- [To do]
Pull out each line of the entries below that contains the string "Санкт", matching case exactly.

- [Records to use]
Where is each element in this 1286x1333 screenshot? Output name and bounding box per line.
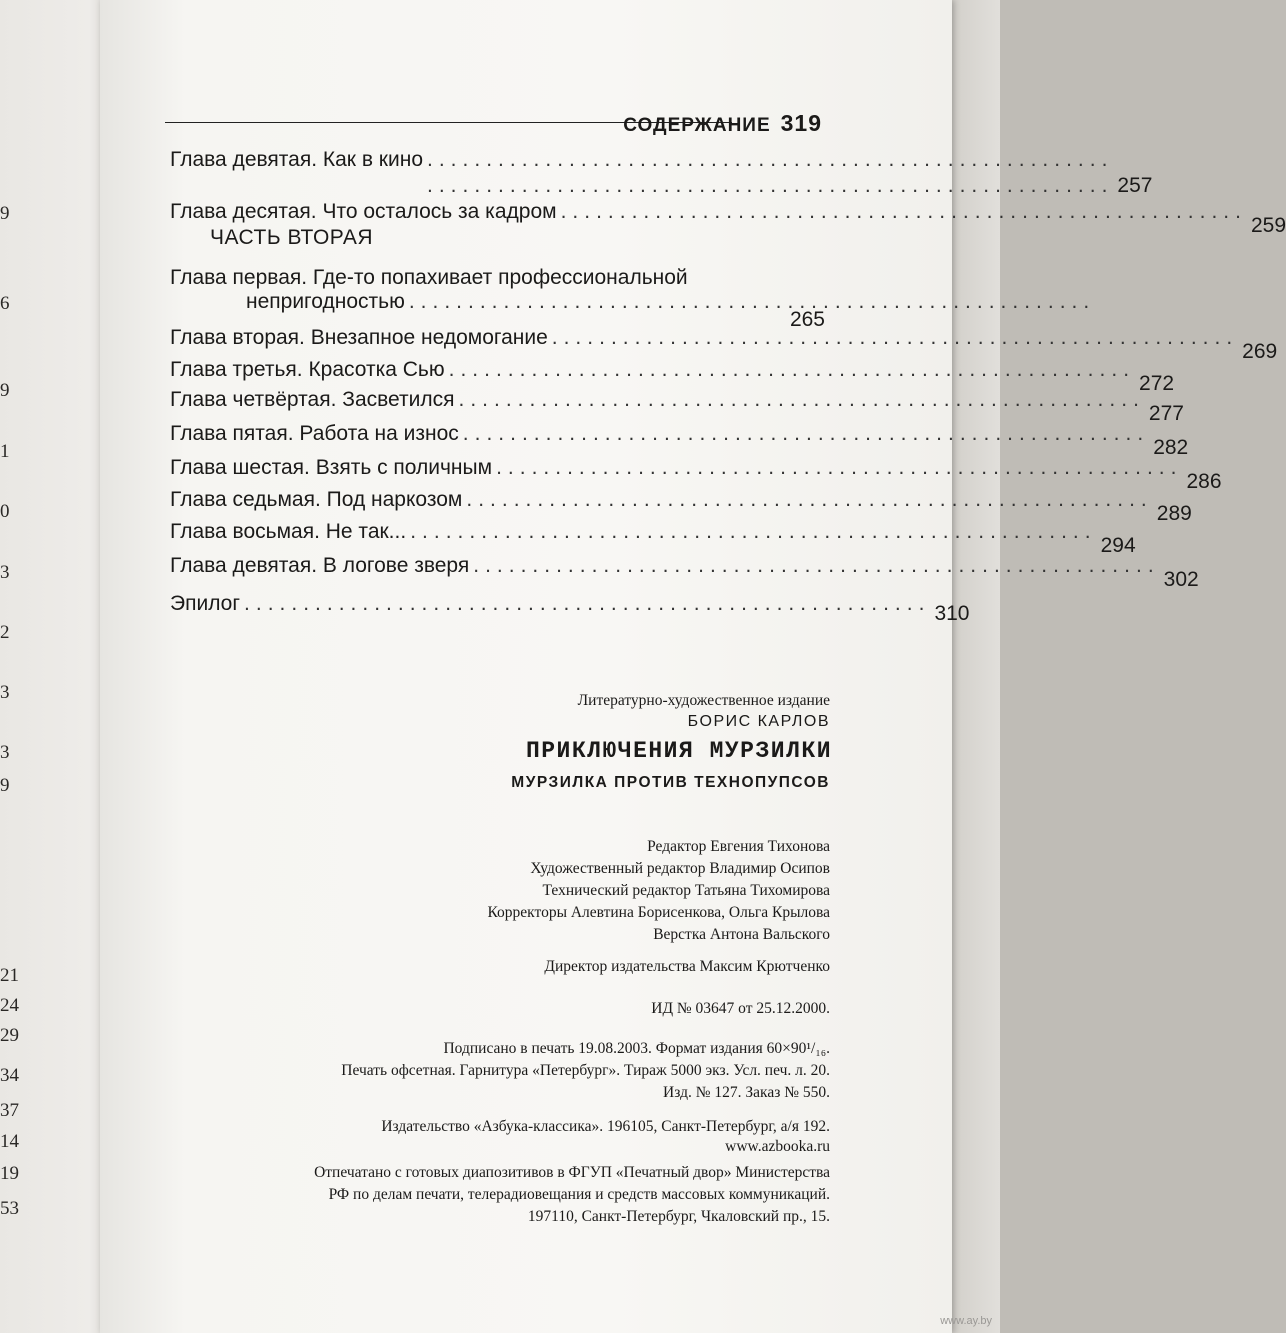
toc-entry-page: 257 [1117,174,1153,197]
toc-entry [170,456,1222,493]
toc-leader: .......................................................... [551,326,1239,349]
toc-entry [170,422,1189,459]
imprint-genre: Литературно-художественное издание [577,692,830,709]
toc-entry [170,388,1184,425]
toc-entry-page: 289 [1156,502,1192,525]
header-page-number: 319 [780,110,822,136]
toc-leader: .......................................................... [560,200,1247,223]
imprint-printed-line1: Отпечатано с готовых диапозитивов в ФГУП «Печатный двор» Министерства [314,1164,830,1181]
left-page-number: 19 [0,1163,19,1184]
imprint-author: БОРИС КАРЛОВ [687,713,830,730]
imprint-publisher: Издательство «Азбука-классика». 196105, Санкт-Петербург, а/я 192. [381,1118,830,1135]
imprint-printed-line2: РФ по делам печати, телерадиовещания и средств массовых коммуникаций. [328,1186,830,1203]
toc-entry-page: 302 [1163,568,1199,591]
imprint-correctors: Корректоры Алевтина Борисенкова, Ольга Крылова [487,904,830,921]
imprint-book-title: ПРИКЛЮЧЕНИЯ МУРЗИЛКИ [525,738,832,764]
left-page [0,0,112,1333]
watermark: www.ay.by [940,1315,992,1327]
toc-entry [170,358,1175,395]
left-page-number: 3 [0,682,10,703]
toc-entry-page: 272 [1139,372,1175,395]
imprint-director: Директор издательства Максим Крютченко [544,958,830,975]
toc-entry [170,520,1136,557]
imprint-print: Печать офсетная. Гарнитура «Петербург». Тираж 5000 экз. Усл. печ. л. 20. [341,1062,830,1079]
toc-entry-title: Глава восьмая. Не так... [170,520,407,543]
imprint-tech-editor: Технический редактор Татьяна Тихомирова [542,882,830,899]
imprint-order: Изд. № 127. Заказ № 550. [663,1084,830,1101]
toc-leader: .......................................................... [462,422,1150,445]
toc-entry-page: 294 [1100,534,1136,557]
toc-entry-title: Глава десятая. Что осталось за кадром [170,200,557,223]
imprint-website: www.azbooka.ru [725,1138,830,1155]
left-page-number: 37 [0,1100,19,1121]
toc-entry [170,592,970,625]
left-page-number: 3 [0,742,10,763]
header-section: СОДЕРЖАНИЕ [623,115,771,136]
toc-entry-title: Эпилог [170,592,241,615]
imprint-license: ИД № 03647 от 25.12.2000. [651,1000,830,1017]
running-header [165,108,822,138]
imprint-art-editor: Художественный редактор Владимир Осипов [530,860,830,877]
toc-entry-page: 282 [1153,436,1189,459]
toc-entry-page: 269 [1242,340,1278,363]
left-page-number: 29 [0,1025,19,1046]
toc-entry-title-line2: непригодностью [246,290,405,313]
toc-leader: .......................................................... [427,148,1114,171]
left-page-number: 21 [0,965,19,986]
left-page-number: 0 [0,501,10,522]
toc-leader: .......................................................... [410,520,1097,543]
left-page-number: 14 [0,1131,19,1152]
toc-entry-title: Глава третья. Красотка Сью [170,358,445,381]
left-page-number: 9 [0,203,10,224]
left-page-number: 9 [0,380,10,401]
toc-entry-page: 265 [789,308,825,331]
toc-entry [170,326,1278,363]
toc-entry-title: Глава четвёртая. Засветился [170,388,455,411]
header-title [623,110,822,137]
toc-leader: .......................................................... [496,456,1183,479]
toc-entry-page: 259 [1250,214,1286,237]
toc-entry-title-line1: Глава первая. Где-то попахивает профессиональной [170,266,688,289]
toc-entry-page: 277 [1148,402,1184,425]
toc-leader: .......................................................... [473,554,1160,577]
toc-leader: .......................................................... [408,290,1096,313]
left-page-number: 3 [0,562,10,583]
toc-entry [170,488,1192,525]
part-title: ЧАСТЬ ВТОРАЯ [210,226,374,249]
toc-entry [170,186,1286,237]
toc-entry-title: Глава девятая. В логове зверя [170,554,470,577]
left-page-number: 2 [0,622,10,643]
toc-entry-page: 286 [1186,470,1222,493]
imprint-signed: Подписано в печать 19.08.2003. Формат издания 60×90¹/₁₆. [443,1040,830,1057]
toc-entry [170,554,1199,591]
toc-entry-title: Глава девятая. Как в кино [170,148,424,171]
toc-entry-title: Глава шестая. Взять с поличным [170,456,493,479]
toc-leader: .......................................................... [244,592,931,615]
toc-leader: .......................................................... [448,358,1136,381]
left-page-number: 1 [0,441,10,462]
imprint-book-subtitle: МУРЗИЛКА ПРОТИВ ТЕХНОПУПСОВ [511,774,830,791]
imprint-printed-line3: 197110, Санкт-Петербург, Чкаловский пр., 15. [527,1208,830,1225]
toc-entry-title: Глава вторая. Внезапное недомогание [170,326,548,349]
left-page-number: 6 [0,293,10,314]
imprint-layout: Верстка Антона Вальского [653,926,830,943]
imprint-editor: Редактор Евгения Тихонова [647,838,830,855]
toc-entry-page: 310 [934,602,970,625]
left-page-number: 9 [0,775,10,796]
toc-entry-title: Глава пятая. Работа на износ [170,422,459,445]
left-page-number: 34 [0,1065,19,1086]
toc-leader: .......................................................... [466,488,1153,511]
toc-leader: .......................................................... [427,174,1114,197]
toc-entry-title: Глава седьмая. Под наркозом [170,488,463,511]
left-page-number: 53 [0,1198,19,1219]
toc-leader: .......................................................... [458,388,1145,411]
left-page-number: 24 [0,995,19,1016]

- [Result of this task]
imprint-publisher: Издательство «Азбука-классика». 196105, Санкт-Петербург, а/я 192. [381,1118,830,1135]
imprint-printed-line3: 197110, Санкт-Петербург, Чкаловский пр., 15. [527,1208,830,1225]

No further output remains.